* Given problem
Reproduce the data below line for line without altering anything, and omit the pictures.

◇ ◇ ◇ ◇

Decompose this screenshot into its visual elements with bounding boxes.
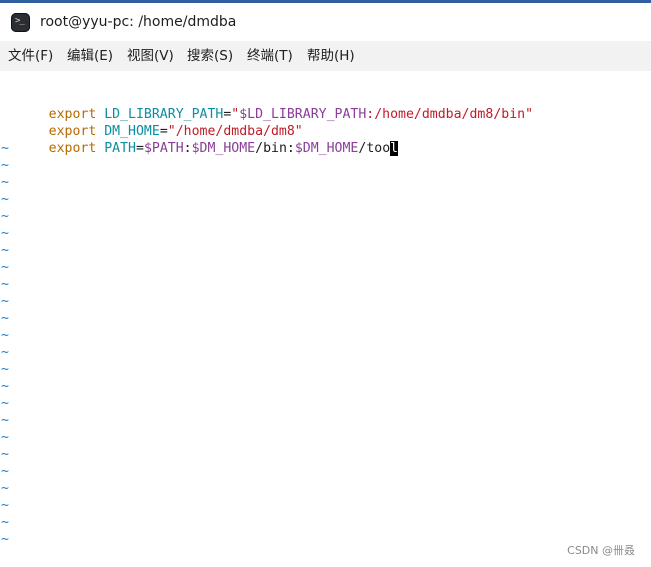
empty-line-tilde: ~ bbox=[1, 277, 9, 292]
vim-editor-area[interactable]: export LD_LIBRARY_PATH="$LD_LIBRARY_PATH… bbox=[0, 71, 651, 567]
empty-line-tilde: ~ bbox=[1, 396, 9, 411]
window-title: root@yyu-pc: /home/dmdba bbox=[40, 14, 237, 30]
empty-line-tilde: ~ bbox=[1, 430, 9, 445]
code-line-3: export PATH=$PATH:$DM_HOME/bin:$DM_HOME/… bbox=[1, 123, 399, 156]
string-literal: :/home/dmdba/dm8/bin" bbox=[366, 107, 534, 122]
empty-line-tilde: ~ bbox=[1, 328, 9, 343]
empty-line-tilde: ~ bbox=[1, 532, 9, 547]
empty-line-tilde: ~ bbox=[1, 175, 9, 190]
empty-line-tilde: ~ bbox=[1, 141, 9, 156]
empty-line-tilde: ~ bbox=[1, 498, 9, 513]
empty-line-tilde: ~ bbox=[1, 362, 9, 377]
menu-help[interactable]: 帮助(H) bbox=[307, 47, 355, 65]
path-segment: /too bbox=[358, 141, 391, 156]
code-line-2: export DM_HOME="/home/dmdba/dm8" bbox=[1, 106, 303, 139]
variable-reference: $DM_HOME bbox=[294, 141, 359, 156]
empty-line-tilde: ~ bbox=[1, 243, 9, 258]
code-line-1: export LD_LIBRARY_PATH="$LD_LIBRARY_PATH… bbox=[1, 89, 533, 122]
empty-line-tilde: ~ bbox=[1, 311, 9, 326]
watermark: CSDN @卌叒 bbox=[567, 544, 635, 557]
empty-line-tilde: ~ bbox=[1, 379, 9, 394]
menu-terminal[interactable]: 终端(T) bbox=[247, 47, 293, 65]
empty-line-tilde: ~ bbox=[1, 447, 9, 462]
empty-line-tilde: ~ bbox=[1, 260, 9, 275]
path-separator: : bbox=[183, 141, 192, 156]
menu-edit[interactable]: 编辑(E) bbox=[67, 47, 113, 65]
terminal-prompt-glyph: >_ bbox=[15, 16, 25, 26]
empty-line-tilde: ~ bbox=[1, 209, 9, 224]
terminal-window: >_ root@yyu-pc: /home/dmdba 文件(F) 编辑(E) … bbox=[0, 0, 651, 567]
empty-line-tilde: ~ bbox=[1, 294, 9, 309]
empty-line-tilde: ~ bbox=[1, 345, 9, 360]
menu-view[interactable]: 视图(V) bbox=[127, 47, 174, 65]
text-cursor: l bbox=[390, 141, 399, 156]
title-bar[interactable]: >_ root@yyu-pc: /home/dmdba bbox=[0, 3, 651, 41]
variable-reference: $PATH bbox=[143, 141, 184, 156]
variable-name: PATH bbox=[104, 141, 136, 156]
menu-search[interactable]: 搜索(S) bbox=[187, 47, 233, 65]
assign-operator: = bbox=[136, 141, 144, 156]
path-segment: /bin: bbox=[255, 141, 295, 156]
menu-file[interactable]: 文件(F) bbox=[8, 47, 53, 65]
empty-line-tilde: ~ bbox=[1, 464, 9, 479]
empty-line-tilde: ~ bbox=[1, 413, 9, 428]
empty-line-tilde: ~ bbox=[1, 158, 9, 173]
terminal-icon: >_ bbox=[11, 13, 30, 32]
empty-line-tilde: ~ bbox=[1, 481, 9, 496]
empty-line-tilde: ~ bbox=[1, 192, 9, 207]
menu-bar: 文件(F) 编辑(E) 视图(V) 搜索(S) 终端(T) 帮助(H) bbox=[0, 41, 651, 71]
empty-line-tilde: ~ bbox=[1, 515, 9, 530]
empty-line-tilde: ~ bbox=[1, 226, 9, 241]
keyword-export: export bbox=[48, 141, 97, 156]
variable-reference: $DM_HOME bbox=[191, 141, 256, 156]
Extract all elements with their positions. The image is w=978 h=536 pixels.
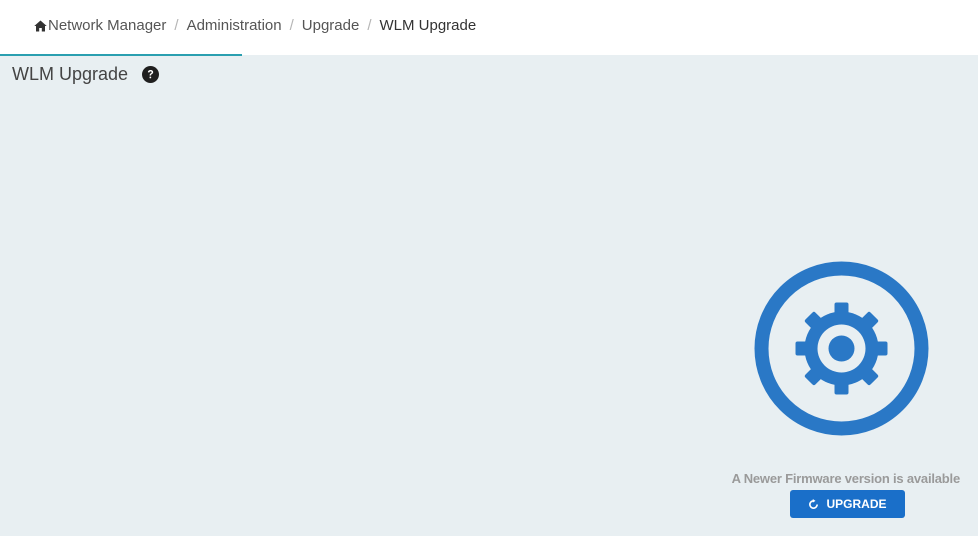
gear-tooth	[795, 341, 812, 356]
top-bar: Network Manager / Administration / Upgra…	[0, 0, 978, 56]
firmware-status-text: A Newer Firmware version is available	[731, 471, 961, 486]
breadcrumb-item-administration[interactable]: Administration	[187, 17, 282, 34]
active-tab-underline	[0, 54, 242, 56]
gear-tooth	[834, 302, 849, 319]
breadcrumb: Network Manager / Administration / Upgra…	[34, 17, 476, 34]
home-icon	[34, 20, 47, 31]
gear-tooth	[871, 341, 888, 356]
breadcrumb-current: WLM Upgrade	[379, 17, 477, 34]
page-title: WLM Upgrade	[12, 64, 129, 84]
gear-icon	[754, 261, 929, 436]
breadcrumb-item-upgrade[interactable]: Upgrade	[302, 17, 360, 34]
breadcrumb-separator: /	[174, 17, 179, 34]
breadcrumb-label: Network Manager	[48, 17, 167, 34]
refresh-icon	[809, 498, 819, 509]
page-header: WLM Upgrade	[12, 64, 160, 85]
upgrade-button-label: UPGRADE	[826, 497, 887, 511]
question-circle-icon[interactable]	[142, 66, 160, 83]
gear-tooth	[834, 378, 849, 395]
breadcrumb-item-network-manager[interactable]: Network Manager	[34, 17, 166, 34]
upgrade-button[interactable]: UPGRADE	[790, 490, 905, 518]
breadcrumb-separator: /	[367, 17, 372, 34]
breadcrumb-separator: /	[289, 17, 294, 34]
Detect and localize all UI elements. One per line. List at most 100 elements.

◇ ◇ ◇ ◇

* The completed task
Decompose this screenshot into its visual elements with bounding boxes.
empty-line-tilde: ~ bbox=[1, 277, 9, 292]
vim-editor-area[interactable]: export LD_LIBRARY_PATH="$LD_LIBRARY_PATH… bbox=[0, 71, 651, 567]
empty-line-tilde: ~ bbox=[1, 396, 9, 411]
window-title: root@yyu-pc: /home/dmdba bbox=[40, 14, 237, 30]
empty-line-tilde: ~ bbox=[1, 430, 9, 445]
code-line-3: export PATH=$PATH:$DM_HOME/bin:$DM_HOME/… bbox=[1, 123, 399, 156]
string-literal: :/home/dmdba/dm8/bin" bbox=[366, 107, 534, 122]
empty-line-tilde: ~ bbox=[1, 328, 9, 343]
empty-line-tilde: ~ bbox=[1, 532, 9, 547]
empty-line-tilde: ~ bbox=[1, 175, 9, 190]
empty-line-tilde: ~ bbox=[1, 141, 9, 156]
empty-line-tilde: ~ bbox=[1, 498, 9, 513]
empty-line-tilde: ~ bbox=[1, 362, 9, 377]
menu-help[interactable]: 帮助(H) bbox=[307, 47, 355, 65]
path-segment: /too bbox=[358, 141, 391, 156]
code-line-2: export DM_HOME="/home/dmdba/dm8" bbox=[1, 106, 303, 139]
variable-reference: $DM_HOME bbox=[294, 141, 359, 156]
empty-line-tilde: ~ bbox=[1, 243, 9, 258]
code-line-1: export LD_LIBRARY_PATH="$LD_LIBRARY_PATH… bbox=[1, 89, 533, 122]
empty-line-tilde: ~ bbox=[1, 311, 9, 326]
watermark: CSDN @卌叒 bbox=[567, 544, 635, 557]
empty-line-tilde: ~ bbox=[1, 379, 9, 394]
menu-terminal[interactable]: 终端(T) bbox=[247, 47, 293, 65]
empty-line-tilde: ~ bbox=[1, 447, 9, 462]
empty-line-tilde: ~ bbox=[1, 260, 9, 275]
path-separator: : bbox=[183, 141, 192, 156]
menu-edit[interactable]: 编辑(E) bbox=[67, 47, 113, 65]
terminal-prompt-glyph: >_ bbox=[15, 16, 25, 26]
empty-line-tilde: ~ bbox=[1, 209, 9, 224]
terminal-window: >_ root@yyu-pc: /home/dmdba 文件(F) 编辑(E) … bbox=[0, 0, 651, 567]
empty-line-tilde: ~ bbox=[1, 294, 9, 309]
empty-line-tilde: ~ bbox=[1, 345, 9, 360]
menu-view[interactable]: 视图(V) bbox=[127, 47, 174, 65]
text-cursor: l bbox=[390, 141, 399, 156]
title-bar[interactable]: >_ root@yyu-pc: /home/dmdba bbox=[0, 3, 651, 41]
variable-reference: $PATH bbox=[143, 141, 184, 156]
variable-name: PATH bbox=[104, 141, 136, 156]
menu-search[interactable]: 搜索(S) bbox=[187, 47, 233, 65]
assign-operator: = bbox=[136, 141, 144, 156]
path-segment: /bin: bbox=[255, 141, 295, 156]
menu-file[interactable]: 文件(F) bbox=[8, 47, 53, 65]
empty-line-tilde: ~ bbox=[1, 464, 9, 479]
empty-line-tilde: ~ bbox=[1, 413, 9, 428]
empty-line-tilde: ~ bbox=[1, 158, 9, 173]
terminal-icon: >_ bbox=[11, 13, 30, 32]
empty-line-tilde: ~ bbox=[1, 481, 9, 496]
empty-line-tilde: ~ bbox=[1, 192, 9, 207]
menu-bar: 文件(F) 编辑(E) 视图(V) 搜索(S) 终端(T) 帮助(H) bbox=[0, 41, 651, 71]
empty-line-tilde: ~ bbox=[1, 515, 9, 530]
empty-line-tilde: ~ bbox=[1, 226, 9, 241]
keyword-export: export bbox=[48, 141, 97, 156]
variable-reference: $DM_HOME bbox=[191, 141, 256, 156]
Extract all elements with their positions. The image is w=978 h=536 pixels.
gear-tooth	[795, 341, 812, 356]
top-bar: Network Manager / Administration / Upgra…	[0, 0, 978, 56]
firmware-status-text: A Newer Firmware version is available	[731, 471, 961, 486]
breadcrumb-item-administration[interactable]: Administration	[187, 17, 282, 34]
active-tab-underline	[0, 54, 242, 56]
gear-tooth	[834, 302, 849, 319]
breadcrumb: Network Manager / Administration / Upgra…	[34, 17, 476, 34]
home-icon	[34, 20, 47, 31]
gear-tooth	[871, 341, 888, 356]
breadcrumb-current: WLM Upgrade	[379, 17, 477, 34]
page-title: WLM Upgrade	[12, 64, 129, 84]
gear-icon	[754, 261, 929, 436]
breadcrumb-item-upgrade[interactable]: Upgrade	[302, 17, 360, 34]
breadcrumb-separator: /	[174, 17, 179, 34]
breadcrumb-label: Network Manager	[48, 17, 167, 34]
refresh-icon	[809, 498, 819, 509]
page-header: WLM Upgrade	[12, 64, 160, 85]
upgrade-button-label: UPGRADE	[826, 497, 887, 511]
question-circle-icon[interactable]	[142, 66, 160, 83]
gear-tooth	[834, 378, 849, 395]
breadcrumb-item-network-manager[interactable]: Network Manager	[34, 17, 166, 34]
upgrade-button[interactable]: UPGRADE	[790, 490, 905, 518]
breadcrumb-separator: /	[367, 17, 372, 34]
breadcrumb-separator: /	[289, 17, 294, 34]
Detect and localize all UI elements. One per line. List at most 100 elements.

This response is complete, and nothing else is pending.